Supplied entries —
####

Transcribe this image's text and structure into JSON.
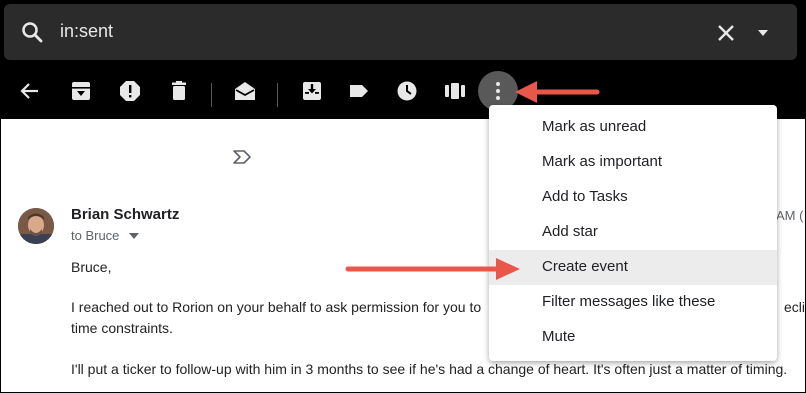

####

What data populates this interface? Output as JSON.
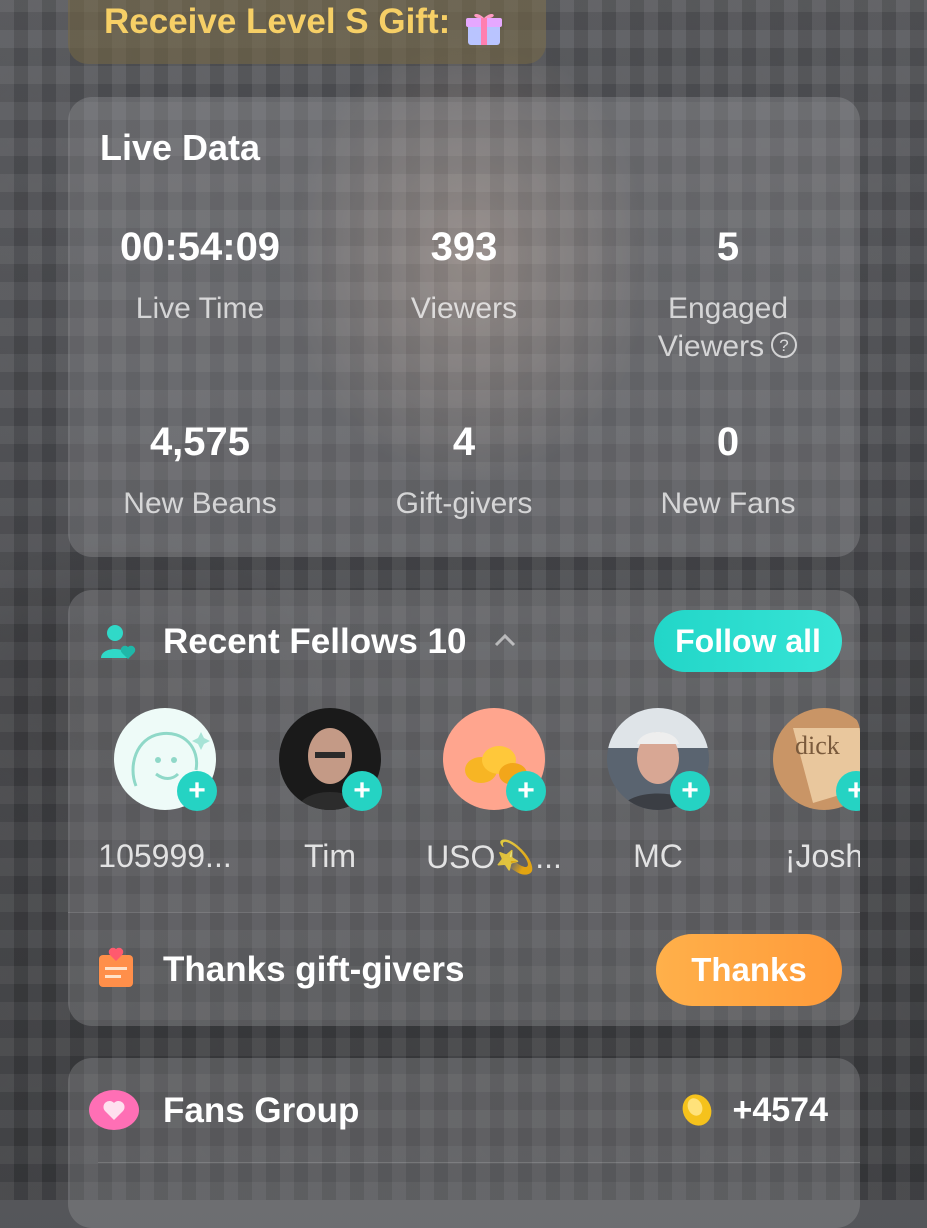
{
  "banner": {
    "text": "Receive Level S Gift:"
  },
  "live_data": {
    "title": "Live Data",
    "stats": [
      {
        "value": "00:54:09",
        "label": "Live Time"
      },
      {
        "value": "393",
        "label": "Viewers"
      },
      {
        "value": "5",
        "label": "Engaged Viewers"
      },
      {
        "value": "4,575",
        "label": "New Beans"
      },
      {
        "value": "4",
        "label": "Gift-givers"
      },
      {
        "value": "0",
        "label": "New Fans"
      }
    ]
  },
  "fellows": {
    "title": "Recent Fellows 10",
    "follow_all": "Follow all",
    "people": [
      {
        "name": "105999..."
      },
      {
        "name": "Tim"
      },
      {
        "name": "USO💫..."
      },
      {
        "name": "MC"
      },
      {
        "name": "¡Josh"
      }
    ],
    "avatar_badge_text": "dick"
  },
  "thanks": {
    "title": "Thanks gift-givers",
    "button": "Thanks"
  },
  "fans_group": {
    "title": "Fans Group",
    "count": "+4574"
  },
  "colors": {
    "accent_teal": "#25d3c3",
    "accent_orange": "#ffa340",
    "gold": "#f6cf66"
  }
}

####

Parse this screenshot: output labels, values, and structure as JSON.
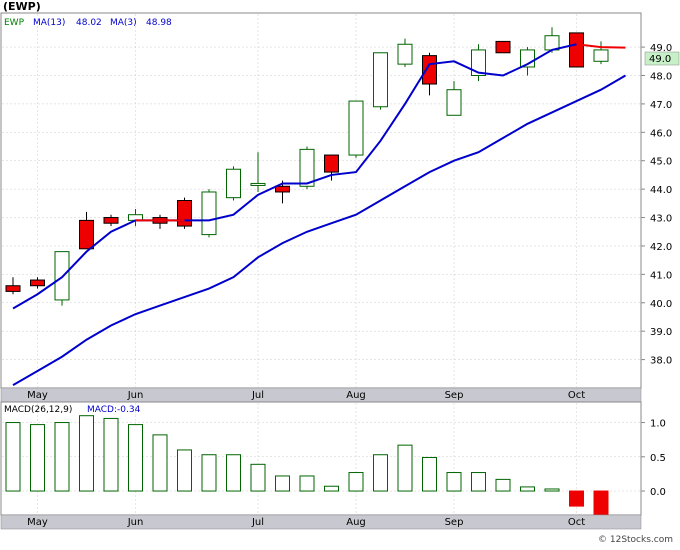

####

Task goal —
Collect the lines that hold "structure".

Output —
Transcribe this image's text and structure into JSON.
Parse this screenshot: output labels, values, and structure as JSON.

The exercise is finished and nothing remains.